Task prompt: Where a line contains the string "χωριά", copy that line.

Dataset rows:
———

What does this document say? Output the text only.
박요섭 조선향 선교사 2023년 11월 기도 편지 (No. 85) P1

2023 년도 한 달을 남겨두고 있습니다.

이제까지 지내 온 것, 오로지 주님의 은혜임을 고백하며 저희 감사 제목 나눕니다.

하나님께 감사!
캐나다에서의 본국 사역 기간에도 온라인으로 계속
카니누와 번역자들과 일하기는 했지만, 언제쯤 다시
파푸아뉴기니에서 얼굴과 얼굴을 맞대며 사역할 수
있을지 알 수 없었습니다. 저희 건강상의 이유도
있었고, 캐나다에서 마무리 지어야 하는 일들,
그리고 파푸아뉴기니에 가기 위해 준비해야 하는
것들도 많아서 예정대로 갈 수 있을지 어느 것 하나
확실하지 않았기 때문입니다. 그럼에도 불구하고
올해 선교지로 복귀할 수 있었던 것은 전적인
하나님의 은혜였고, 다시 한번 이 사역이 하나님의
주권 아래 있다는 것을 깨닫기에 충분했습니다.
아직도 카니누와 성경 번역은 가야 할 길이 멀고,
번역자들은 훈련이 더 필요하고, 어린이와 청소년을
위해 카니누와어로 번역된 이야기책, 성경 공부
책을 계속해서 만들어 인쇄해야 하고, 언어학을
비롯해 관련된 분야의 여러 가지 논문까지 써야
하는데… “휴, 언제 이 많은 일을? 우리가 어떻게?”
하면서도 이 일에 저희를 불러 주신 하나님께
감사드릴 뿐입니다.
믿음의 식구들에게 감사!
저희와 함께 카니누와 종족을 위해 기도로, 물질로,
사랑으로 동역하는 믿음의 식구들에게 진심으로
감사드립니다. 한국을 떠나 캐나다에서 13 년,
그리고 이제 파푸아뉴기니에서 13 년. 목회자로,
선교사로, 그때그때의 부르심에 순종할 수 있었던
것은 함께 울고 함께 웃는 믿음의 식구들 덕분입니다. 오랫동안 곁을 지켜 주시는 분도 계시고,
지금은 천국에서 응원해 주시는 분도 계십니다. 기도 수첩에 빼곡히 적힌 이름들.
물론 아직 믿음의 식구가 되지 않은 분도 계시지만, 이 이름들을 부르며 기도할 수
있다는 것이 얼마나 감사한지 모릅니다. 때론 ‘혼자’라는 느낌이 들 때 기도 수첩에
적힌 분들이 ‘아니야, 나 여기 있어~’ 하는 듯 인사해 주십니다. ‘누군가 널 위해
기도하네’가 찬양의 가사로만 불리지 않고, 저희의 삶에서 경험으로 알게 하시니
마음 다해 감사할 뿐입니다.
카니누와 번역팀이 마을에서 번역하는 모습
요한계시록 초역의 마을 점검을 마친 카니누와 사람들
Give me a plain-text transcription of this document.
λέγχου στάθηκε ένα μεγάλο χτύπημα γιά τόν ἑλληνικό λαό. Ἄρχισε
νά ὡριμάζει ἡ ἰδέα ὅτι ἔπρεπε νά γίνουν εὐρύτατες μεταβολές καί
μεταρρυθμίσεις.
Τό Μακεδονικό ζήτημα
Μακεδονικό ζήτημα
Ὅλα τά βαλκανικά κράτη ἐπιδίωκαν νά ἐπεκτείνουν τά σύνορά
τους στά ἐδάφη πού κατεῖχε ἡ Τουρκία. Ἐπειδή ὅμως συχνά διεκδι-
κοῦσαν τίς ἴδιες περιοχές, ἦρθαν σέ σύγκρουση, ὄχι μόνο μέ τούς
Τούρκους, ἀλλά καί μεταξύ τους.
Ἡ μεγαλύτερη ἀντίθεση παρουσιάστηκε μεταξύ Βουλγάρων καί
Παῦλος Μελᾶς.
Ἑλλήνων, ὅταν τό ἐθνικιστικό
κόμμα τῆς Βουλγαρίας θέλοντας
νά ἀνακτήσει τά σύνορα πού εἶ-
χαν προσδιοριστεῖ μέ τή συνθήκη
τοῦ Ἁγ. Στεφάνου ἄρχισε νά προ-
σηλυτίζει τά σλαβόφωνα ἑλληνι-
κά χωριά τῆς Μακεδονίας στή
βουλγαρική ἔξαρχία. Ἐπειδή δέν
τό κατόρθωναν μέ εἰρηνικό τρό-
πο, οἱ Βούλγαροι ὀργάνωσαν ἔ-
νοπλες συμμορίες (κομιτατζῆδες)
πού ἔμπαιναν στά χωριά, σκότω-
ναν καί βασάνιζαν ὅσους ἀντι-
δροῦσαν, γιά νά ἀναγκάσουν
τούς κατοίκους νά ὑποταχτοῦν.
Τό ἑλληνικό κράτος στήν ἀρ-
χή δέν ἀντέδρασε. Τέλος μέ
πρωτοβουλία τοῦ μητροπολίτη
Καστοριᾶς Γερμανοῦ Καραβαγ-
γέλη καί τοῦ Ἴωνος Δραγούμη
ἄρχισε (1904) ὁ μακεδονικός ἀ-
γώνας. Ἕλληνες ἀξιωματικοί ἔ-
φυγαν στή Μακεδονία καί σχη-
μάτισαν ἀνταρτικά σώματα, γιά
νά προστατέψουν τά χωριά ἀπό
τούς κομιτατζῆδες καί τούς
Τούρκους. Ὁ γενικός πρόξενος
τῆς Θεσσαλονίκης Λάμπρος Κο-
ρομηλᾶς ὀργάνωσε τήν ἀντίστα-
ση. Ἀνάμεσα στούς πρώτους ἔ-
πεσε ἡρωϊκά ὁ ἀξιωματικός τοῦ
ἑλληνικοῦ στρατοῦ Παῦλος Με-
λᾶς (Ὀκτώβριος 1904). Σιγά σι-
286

———

Task response:
κά χωριά τῆς Μακεδονίας στή
πού ἔμπαιναν στά χωριά, σκότω-
νά προστατέψουν τά χωριά ἀπό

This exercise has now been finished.